Task details - Output the material beneath this task exactly, images excluded.

Records shown -
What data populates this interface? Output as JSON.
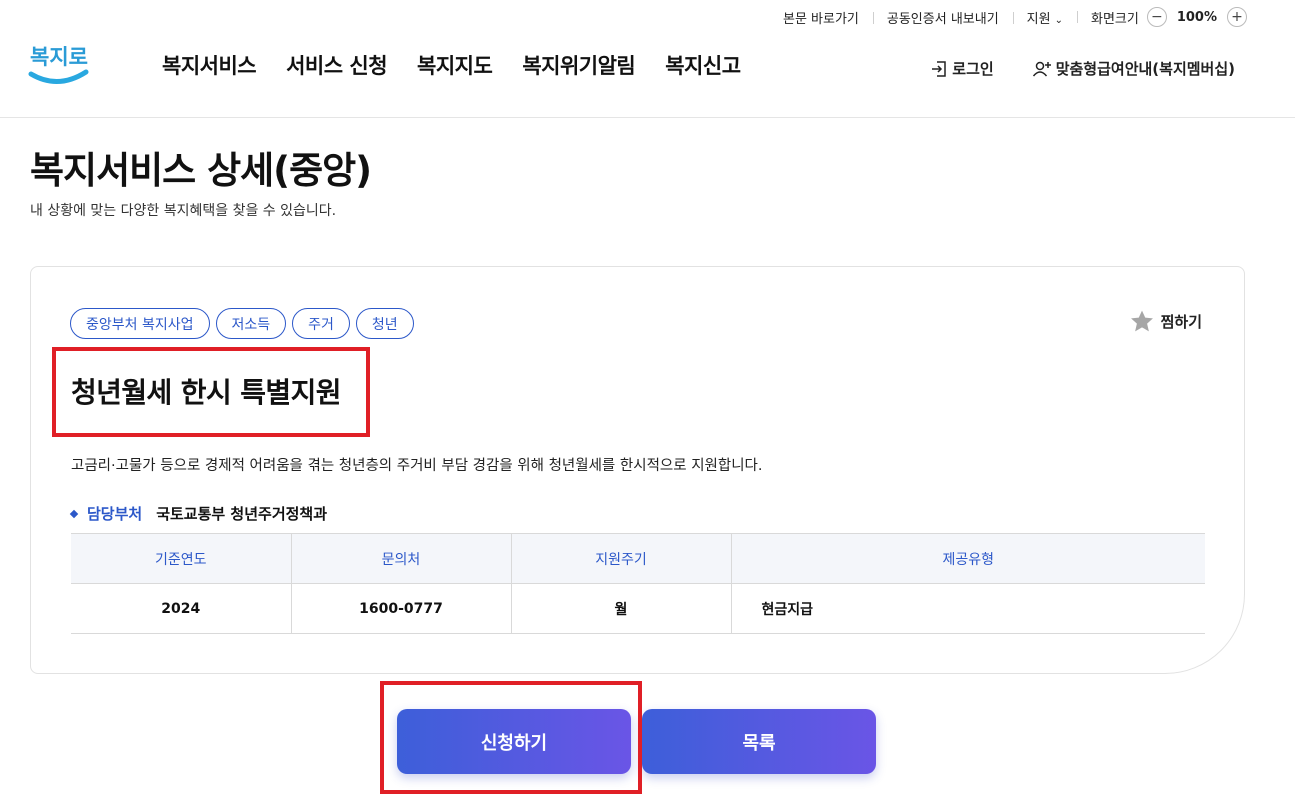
{
  "util_bar": {
    "skip_to_content": "본문 바로가기",
    "cert_export": "공동인증서 내보내기",
    "region": "지원",
    "zoom_label": "화면크기",
    "zoom_value": "100%"
  },
  "header": {
    "logo_text": "복지로",
    "nav": [
      "복지서비스",
      "서비스 신청",
      "복지지도",
      "복지위기알림",
      "복지신고"
    ],
    "login": "로그인",
    "membership": "맞춤형급여안내(복지멤버십)"
  },
  "page": {
    "title": "복지서비스 상세(중앙)",
    "description": "내 상황에 맞는 다양한 복지혜택을 찾을 수 있습니다."
  },
  "service": {
    "tags": [
      "중앙부처 복지사업",
      "저소득",
      "주거",
      "청년"
    ],
    "favorite_label": "찜하기",
    "title": "청년월세 한시 특별지원",
    "description": "고금리·고물가 등으로 경제적 어려움을 겪는 청년층의 주거비 부담 경감을 위해 청년월세를 한시적으로 지원합니다.",
    "dept_label": "담당부처",
    "dept_value": "국토교통부 청년주거정책과",
    "table": {
      "headers": [
        "기준연도",
        "문의처",
        "지원주기",
        "제공유형"
      ],
      "row": [
        "2024",
        "1600-0777",
        "월",
        "현금지급"
      ]
    }
  },
  "buttons": {
    "apply": "신청하기",
    "list": "목록"
  },
  "colors": {
    "accent": "#2c58c9",
    "button_gradient_start": "#3d5fd9",
    "button_gradient_end": "#6a55e6",
    "highlight": "#e01f26"
  }
}
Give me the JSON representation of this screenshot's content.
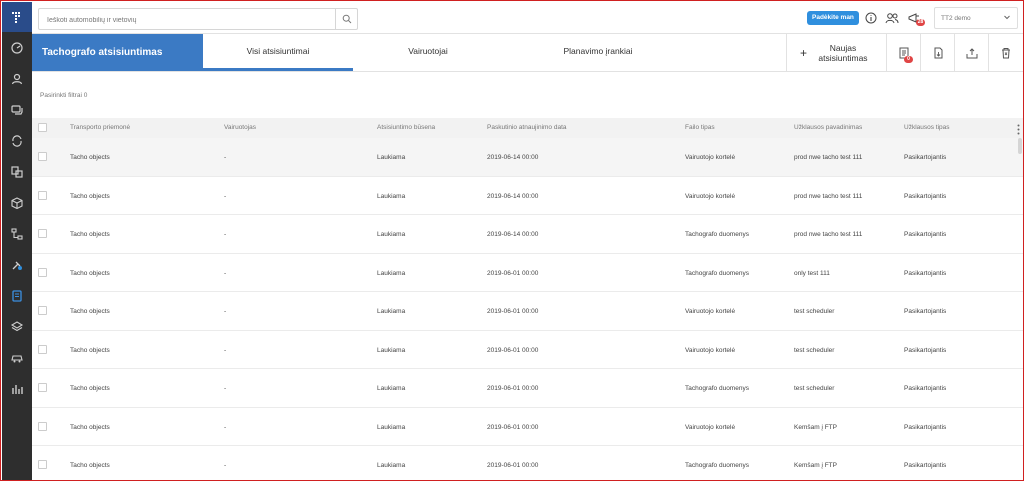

The solution -
What data populates this interface? Output as JSON.
{
  "util_bar": {
    "skip_to_content": "본문 바로가기",
    "cert_export": "공동인증서 내보내기",
    "region": "지원",
    "zoom_label": "화면크기",
    "zoom_value": "100%"
  },
  "header": {
    "logo_text": "복지로",
    "nav": [
      "복지서비스",
      "서비스 신청",
      "복지지도",
      "복지위기알림",
      "복지신고"
    ],
    "login": "로그인",
    "membership": "맞춤형급여안내(복지멤버십)"
  },
  "page": {
    "title": "복지서비스 상세(중앙)",
    "description": "내 상황에 맞는 다양한 복지혜택을 찾을 수 있습니다."
  },
  "service": {
    "tags": [
      "중앙부처 복지사업",
      "저소득",
      "주거",
      "청년"
    ],
    "favorite_label": "찜하기",
    "title": "청년월세 한시 특별지원",
    "description": "고금리·고물가 등으로 경제적 어려움을 겪는 청년층의 주거비 부담 경감을 위해 청년월세를 한시적으로 지원합니다.",
    "dept_label": "담당부처",
    "dept_value": "국토교통부 청년주거정책과",
    "table": {
      "headers": [
        "기준연도",
        "문의처",
        "지원주기",
        "제공유형"
      ],
      "row": [
        "2024",
        "1600-0777",
        "월",
        "현금지급"
      ]
    }
  },
  "buttons": {
    "apply": "신청하기",
    "list": "목록"
  },
  "colors": {
    "accent": "#2c58c9",
    "button_gradient_start": "#3d5fd9",
    "button_gradient_end": "#6a55e6",
    "highlight": "#e01f26"
  }
}
Give me the JSON representation of this screenshot's content.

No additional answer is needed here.